The energy industry is slowly emerging from a tough phase as demand plunged to historical lows after the virus outbreak crippled almost all industries, including transportation. ExxonMobil Corporation (NYSE: XOM) has improved its position since embarking on a cost reduction drive last year after the business suffered from the shutdown and falling oil prices. The energy giant’s upstream business has come out of the slump and turned profitable as economic recovery gathered pace amid the vaccination drive.
Despite the recent improvement, ExxonMobil is not a risk-free investment option at the moment. While the modest uptrend in value is likely to continue the rest of the year, it makes sense to wait at least until the next earnings release so that a clearer trend emerges. Currently, the stock carries a consensus rating of moderate buy.
But, the Texas-based oil firm is probably poised to regain a part of the lost strength given the increase in oil prices that is expected to bounce back to the pre-pandemic levels this year. With costs under control and the company’s relatively huge debt improving, the balance sheet is stabilizing. Meanwhile, the management is planning to sell certain non-performing assets in the overseas market. The company generated enough cash in the most recent quarter to meet its investment and dividend payment requirements.
In the long run, demand might come under pressure from the green energy campaign, though it is going to take a long time for the change to happen. However, any major shift in the demand trend would affect ExxonMobil’s business that depends on commodities and requires heavy capital investment.
Our successful response to the unprecedented challenges of 2020 has its roots in two critical initiatives started years earlier. The first with our focus on developing an industry-leading portfolio of advantaged investments recapitalize our businesses and increased capacity to generate earnings and cash. Prioritized investments in these opportunities last year are paying dividends this year, and we’ll continue to dwell into the future. Second initiative, which began in 2017 was completed in 2019 was a significant restructuring of our businesses. Darren Woods, chief executive officer of ExxonMobil.Darren Woods, chief executive officer of ExxonMobil
In the first quarter, the top-line benefited from the upstream segment that bounced back from the weakness experienced last year, helped by the removal of production restrictions and seasonal demand in some key markets. Revenues moved up to $59.1 billion, which translated into a 23% year-over-year increase in adjusted earnings to $0.65 per share. Analysts had forecast smaller numbers for the latest quarter.

- [Data for review]:
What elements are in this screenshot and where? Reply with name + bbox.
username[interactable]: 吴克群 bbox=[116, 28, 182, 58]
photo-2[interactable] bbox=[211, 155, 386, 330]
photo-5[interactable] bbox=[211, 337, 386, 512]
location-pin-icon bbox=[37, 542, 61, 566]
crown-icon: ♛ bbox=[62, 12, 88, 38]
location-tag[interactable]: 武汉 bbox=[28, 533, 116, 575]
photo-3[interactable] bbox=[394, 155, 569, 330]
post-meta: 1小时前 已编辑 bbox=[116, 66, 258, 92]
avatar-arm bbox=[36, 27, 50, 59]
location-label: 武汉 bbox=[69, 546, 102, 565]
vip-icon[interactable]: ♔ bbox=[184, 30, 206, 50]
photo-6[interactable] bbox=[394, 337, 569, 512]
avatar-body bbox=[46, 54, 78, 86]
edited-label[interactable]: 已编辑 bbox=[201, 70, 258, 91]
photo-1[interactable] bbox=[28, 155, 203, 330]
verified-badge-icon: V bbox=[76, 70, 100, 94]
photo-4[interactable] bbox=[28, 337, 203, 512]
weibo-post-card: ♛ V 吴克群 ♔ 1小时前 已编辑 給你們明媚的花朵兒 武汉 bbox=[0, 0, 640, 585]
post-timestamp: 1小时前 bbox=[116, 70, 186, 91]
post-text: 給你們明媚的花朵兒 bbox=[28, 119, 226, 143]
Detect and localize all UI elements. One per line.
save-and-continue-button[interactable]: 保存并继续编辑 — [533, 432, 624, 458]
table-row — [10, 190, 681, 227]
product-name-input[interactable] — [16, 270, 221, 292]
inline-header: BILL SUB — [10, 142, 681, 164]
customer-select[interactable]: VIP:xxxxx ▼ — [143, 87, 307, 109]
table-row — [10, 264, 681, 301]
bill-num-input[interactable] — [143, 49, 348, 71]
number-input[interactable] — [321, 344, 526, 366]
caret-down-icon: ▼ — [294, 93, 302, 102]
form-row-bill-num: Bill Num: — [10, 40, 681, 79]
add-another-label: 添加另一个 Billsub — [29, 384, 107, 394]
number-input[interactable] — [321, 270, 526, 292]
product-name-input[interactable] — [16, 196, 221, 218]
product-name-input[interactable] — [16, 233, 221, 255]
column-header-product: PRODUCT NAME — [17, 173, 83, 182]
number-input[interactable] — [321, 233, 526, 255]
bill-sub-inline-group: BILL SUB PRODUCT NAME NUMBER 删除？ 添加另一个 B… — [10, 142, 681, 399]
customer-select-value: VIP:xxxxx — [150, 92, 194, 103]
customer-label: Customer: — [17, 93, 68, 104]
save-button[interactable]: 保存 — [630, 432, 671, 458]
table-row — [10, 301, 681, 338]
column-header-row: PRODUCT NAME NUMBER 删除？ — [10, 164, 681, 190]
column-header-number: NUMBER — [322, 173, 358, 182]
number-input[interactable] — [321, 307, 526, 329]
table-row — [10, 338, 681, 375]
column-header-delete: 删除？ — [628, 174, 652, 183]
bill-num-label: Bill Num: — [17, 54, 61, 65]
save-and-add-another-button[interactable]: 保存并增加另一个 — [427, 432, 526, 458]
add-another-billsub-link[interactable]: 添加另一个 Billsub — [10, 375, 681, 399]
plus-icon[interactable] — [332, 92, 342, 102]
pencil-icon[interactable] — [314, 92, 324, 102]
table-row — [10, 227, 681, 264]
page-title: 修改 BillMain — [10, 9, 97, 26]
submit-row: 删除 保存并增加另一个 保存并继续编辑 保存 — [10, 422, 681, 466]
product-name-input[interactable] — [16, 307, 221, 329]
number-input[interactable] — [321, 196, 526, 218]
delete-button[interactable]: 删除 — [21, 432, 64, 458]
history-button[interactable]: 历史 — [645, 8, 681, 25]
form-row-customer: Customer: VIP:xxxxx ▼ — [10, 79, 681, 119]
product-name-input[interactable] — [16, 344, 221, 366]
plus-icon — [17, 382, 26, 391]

- [Work instructions]: Repeat the passage of the ExxonMobil article that opens with the words "But, the Texas-based" and closes with "heavy capital investment.", renaming "green energy campaign" as "clean energy movement".

- [Problem solution]:
But, the Texas-based oil firm is probably poised to regain a part of the lost strength given the increase in oil prices that is expected to bounce back to the pre-pandemic levels this year. With costs under control and the company’s relatively huge debt improving, the balance sheet is stabilizing. Meanwhile, the management is planning to sell certain non-performing assets in the overseas market. The company generated enough cash in the most recent quarter to meet its investment and dividend payment requirements.
In the long run, demand might come under pressure from the clean energy movement, though it is going to take a long time for the change to happen. However, any major shift in the demand trend would affect ExxonMobil’s business that depends on commodities and requires heavy capital investment.